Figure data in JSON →
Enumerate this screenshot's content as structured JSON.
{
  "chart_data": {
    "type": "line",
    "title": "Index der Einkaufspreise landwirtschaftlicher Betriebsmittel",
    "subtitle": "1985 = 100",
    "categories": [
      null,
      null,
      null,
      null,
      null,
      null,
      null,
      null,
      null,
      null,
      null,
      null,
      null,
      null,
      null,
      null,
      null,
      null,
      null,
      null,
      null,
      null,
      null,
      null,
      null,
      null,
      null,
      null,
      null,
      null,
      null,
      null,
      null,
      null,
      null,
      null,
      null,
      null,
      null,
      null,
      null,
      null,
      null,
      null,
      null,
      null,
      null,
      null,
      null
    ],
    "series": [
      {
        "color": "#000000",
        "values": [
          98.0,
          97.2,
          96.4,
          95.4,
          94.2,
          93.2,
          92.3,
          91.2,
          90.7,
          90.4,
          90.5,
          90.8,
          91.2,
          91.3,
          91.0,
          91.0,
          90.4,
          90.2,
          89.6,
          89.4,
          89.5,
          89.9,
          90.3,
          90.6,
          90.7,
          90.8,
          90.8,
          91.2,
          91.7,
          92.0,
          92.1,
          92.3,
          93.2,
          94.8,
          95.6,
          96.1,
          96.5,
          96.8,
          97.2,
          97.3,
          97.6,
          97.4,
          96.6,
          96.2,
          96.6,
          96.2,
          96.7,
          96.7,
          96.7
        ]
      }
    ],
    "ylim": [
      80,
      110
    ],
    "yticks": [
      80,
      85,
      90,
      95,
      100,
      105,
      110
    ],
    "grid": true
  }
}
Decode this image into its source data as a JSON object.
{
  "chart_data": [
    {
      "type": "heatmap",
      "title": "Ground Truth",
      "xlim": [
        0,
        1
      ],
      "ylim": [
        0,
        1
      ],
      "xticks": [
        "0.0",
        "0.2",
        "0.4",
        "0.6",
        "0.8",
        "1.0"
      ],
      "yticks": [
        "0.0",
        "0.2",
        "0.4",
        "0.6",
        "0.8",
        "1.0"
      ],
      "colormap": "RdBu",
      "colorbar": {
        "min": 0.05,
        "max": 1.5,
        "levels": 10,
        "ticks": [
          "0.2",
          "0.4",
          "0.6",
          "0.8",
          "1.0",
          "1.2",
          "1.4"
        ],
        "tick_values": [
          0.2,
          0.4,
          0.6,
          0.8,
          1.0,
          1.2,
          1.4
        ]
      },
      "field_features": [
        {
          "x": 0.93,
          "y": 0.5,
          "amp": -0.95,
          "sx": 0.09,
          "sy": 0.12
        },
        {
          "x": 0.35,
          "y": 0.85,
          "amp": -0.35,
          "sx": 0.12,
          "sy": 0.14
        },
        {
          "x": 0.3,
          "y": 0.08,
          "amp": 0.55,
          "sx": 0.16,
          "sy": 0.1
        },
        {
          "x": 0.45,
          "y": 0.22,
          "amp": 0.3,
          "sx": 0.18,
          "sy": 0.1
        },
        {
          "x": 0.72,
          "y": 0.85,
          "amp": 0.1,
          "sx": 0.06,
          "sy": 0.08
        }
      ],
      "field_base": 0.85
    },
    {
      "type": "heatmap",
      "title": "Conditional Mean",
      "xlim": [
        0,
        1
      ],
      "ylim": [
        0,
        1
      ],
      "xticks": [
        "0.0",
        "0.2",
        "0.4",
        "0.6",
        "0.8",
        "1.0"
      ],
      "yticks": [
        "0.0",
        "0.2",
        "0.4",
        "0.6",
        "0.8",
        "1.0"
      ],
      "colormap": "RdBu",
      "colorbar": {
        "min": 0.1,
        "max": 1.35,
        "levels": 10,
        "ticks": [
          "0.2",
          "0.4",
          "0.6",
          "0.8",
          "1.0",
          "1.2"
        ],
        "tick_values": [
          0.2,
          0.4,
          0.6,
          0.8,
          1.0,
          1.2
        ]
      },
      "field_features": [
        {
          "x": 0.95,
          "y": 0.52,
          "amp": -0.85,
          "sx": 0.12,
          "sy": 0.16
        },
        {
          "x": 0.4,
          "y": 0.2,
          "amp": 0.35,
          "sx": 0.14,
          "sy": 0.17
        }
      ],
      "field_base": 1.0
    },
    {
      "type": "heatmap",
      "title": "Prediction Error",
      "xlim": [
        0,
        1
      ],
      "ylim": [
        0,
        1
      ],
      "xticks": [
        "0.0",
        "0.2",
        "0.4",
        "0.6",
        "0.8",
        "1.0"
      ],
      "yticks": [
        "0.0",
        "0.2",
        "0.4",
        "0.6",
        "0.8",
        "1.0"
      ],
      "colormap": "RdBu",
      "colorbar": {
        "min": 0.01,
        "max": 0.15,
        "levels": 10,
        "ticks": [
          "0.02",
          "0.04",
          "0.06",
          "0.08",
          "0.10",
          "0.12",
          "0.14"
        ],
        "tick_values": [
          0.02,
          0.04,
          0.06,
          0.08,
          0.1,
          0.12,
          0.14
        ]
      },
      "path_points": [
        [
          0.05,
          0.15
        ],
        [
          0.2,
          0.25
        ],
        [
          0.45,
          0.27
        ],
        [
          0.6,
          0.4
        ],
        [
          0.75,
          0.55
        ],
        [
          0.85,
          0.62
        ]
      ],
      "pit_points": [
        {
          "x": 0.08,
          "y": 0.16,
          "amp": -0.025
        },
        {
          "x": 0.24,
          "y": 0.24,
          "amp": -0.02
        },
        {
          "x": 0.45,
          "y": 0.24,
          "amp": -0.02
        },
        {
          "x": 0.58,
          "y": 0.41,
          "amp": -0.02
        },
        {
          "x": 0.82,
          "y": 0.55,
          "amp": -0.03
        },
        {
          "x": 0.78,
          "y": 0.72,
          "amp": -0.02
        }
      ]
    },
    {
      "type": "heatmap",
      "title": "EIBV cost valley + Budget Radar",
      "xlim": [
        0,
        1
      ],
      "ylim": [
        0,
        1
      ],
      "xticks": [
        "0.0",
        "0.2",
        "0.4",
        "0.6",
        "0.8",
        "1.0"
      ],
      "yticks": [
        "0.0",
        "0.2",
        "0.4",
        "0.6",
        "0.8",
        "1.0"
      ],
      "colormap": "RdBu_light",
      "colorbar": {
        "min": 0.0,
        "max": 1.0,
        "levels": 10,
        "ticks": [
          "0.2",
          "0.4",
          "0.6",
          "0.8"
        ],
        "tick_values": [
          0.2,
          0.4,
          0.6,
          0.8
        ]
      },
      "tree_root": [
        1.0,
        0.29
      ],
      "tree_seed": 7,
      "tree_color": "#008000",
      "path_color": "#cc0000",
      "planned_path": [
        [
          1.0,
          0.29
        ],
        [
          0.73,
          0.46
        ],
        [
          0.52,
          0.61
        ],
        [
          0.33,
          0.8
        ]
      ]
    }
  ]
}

DIRECTIONS → Copy out all the entries shown above, character for character.

FULL ANSWER →
Enumerate this screenshot's content as structured JSON.
{
  "chart_data": {
    "type": "line",
    "title": "Index der Einkaufspreise landwirtschaftlicher Betriebsmittel",
    "subtitle": "1985 = 100",
    "categories": [
      null,
      null,
      null,
      null,
      null,
      null,
      null,
      null,
      null,
      null,
      null,
      null,
      null,
      null,
      null,
      null,
      null,
      null,
      null,
      null,
      null,
      null,
      null,
      null,
      null,
      null,
      null,
      null,
      null,
      null,
      null,
      null,
      null,
      null,
      null,
      null,
      null,
      null,
      null,
      null,
      null,
      null,
      null,
      null,
      null,
      null,
      null,
      null,
      null
    ],
    "series": [
      {
        "color": "#000000",
        "values": [
          98.0,
          97.2,
          96.4,
          95.4,
          94.2,
          93.2,
          92.3,
          91.2,
          90.7,
          90.4,
          90.5,
          90.8,
          91.2,
          91.3,
          91.0,
          91.0,
          90.4,
          90.2,
          89.6,
          89.4,
          89.5,
          89.9,
          90.3,
          90.6,
          90.7,
          90.8,
          90.8,
          91.2,
          91.7,
          92.0,
          92.1,
          92.3,
          93.2,
          94.8,
          95.6,
          96.1,
          96.5,
          96.8,
          97.2,
          97.3,
          97.6,
          97.4,
          96.6,
          96.2,
          96.6,
          96.2,
          96.7,
          96.7,
          96.7
        ]
      }
    ],
    "ylim": [
      80,
      110
    ],
    "yticks": [
      80,
      85,
      90,
      95,
      100,
      105,
      110
    ],
    "grid": true
  }
}
Decode this image into its source data as a JSON object.
{
  "chart_data": [
    {
      "type": "heatmap",
      "title": "Ground Truth",
      "xlim": [
        0,
        1
      ],
      "ylim": [
        0,
        1
      ],
      "xticks": [
        "0.0",
        "0.2",
        "0.4",
        "0.6",
        "0.8",
        "1.0"
      ],
      "yticks": [
        "0.0",
        "0.2",
        "0.4",
        "0.6",
        "0.8",
        "1.0"
      ],
      "colormap": "RdBu",
      "colorbar": {
        "min": 0.05,
        "max": 1.5,
        "levels": 10,
        "ticks": [
          "0.2",
          "0.4",
          "0.6",
          "0.8",
          "1.0",
          "1.2",
          "1.4"
        ],
        "tick_values": [
          0.2,
          0.4,
          0.6,
          0.8,
          1.0,
          1.2,
          1.4
        ]
      },
      "field_features": [
        {
          "x": 0.93,
          "y": 0.5,
          "amp": -0.95,
          "sx": 0.09,
          "sy": 0.12
        },
        {
          "x": 0.35,
          "y": 0.85,
          "amp": -0.35,
          "sx": 0.12,
          "sy": 0.14
        },
        {
          "x": 0.3,
          "y": 0.08,
          "amp": 0.55,
          "sx": 0.16,
          "sy": 0.1
        },
        {
          "x": 0.45,
          "y": 0.22,
          "amp": 0.3,
          "sx": 0.18,
          "sy": 0.1
        },
        {
          "x": 0.72,
          "y": 0.85,
          "amp": 0.1,
          "sx": 0.06,
          "sy": 0.08
        }
      ],
      "field_base": 0.85
    },
    {
      "type": "heatmap",
      "title": "Conditional Mean",
      "xlim": [
        0,
        1
      ],
      "ylim": [
        0,
        1
      ],
      "xticks": [
        "0.0",
        "0.2",
        "0.4",
        "0.6",
        "0.8",
        "1.0"
      ],
      "yticks": [
        "0.0",
        "0.2",
        "0.4",
        "0.6",
        "0.8",
        "1.0"
      ],
      "colormap": "RdBu",
      "colorbar": {
        "min": 0.1,
        "max": 1.35,
        "levels": 10,
        "ticks": [
          "0.2",
          "0.4",
          "0.6",
          "0.8",
          "1.0",
          "1.2"
        ],
        "tick_values": [
          0.2,
          0.4,
          0.6,
          0.8,
          1.0,
          1.2
        ]
      },
      "field_features": [
        {
          "x": 0.95,
          "y": 0.52,
          "amp": -0.85,
          "sx": 0.12,
          "sy": 0.16
        },
        {
          "x": 0.4,
          "y": 0.2,
          "amp": 0.35,
          "sx": 0.14,
          "sy": 0.17
        }
      ],
      "field_base": 1.0
    },
    {
      "type": "heatmap",
      "title": "Prediction Error",
      "xlim": [
        0,
        1
      ],
      "ylim": [
        0,
        1
      ],
      "xticks": [
        "0.0",
        "0.2",
        "0.4",
        "0.6",
        "0.8",
        "1.0"
      ],
      "yticks": [
        "0.0",
        "0.2",
        "0.4",
        "0.6",
        "0.8",
        "1.0"
      ],
      "colormap": "RdBu",
      "colorbar": {
        "min": 0.01,
        "max": 0.15,
        "levels": 10,
        "ticks": [
          "0.02",
          "0.04",
          "0.06",
          "0.08",
          "0.10",
          "0.12",
          "0.14"
        ],
        "tick_values": [
          0.02,
          0.04,
          0.06,
          0.08,
          0.1,
          0.12,
          0.14
        ]
      },
      "path_points": [
        [
          0.05,
          0.15
        ],
        [
          0.2,
          0.25
        ],
        [
          0.45,
          0.27
        ],
        [
          0.6,
          0.4
        ],
        [
          0.75,
          0.55
        ],
        [
          0.85,
          0.62
        ]
      ],
      "pit_points": [
        {
          "x": 0.08,
          "y": 0.16,
          "amp": -0.025
        },
        {
          "x": 0.24,
          "y": 0.24,
          "amp": -0.02
        },
        {
          "x": 0.45,
          "y": 0.24,
          "amp": -0.02
        },
        {
          "x": 0.58,
          "y": 0.41,
          "amp": -0.02
        },
        {
          "x": 0.82,
          "y": 0.55,
          "amp": -0.03
        },
        {
          "x": 0.78,
          "y": 0.72,
          "amp": -0.02
        }
      ]
    },
    {
      "type": "heatmap",
      "title": "EIBV cost valley + Budget Radar",
      "xlim": [
        0,
        1
      ],
      "ylim": [
        0,
        1
      ],
      "xticks": [
        "0.0",
        "0.2",
        "0.4",
        "0.6",
        "0.8",
        "1.0"
      ],
      "yticks": [
        "0.0",
        "0.2",
        "0.4",
        "0.6",
        "0.8",
        "1.0"
      ],
      "colormap": "RdBu_light",
      "colorbar": {
        "min": 0.0,
        "max": 1.0,
        "levels": 10,
        "ticks": [
          "0.2",
          "0.4",
          "0.6",
          "0.8"
        ],
        "tick_values": [
          0.2,
          0.4,
          0.6,
          0.8
        ]
      },
      "tree_root": [
        1.0,
        0.29
      ],
      "tree_seed": 7,
      "tree_color": "#008000",
      "path_color": "#cc0000",
      "planned_path": [
        [
          1.0,
          0.29
        ],
        [
          0.73,
          0.46
        ],
        [
          0.52,
          0.61
        ],
        [
          0.33,
          0.8
        ]
      ]
    }
  ]
}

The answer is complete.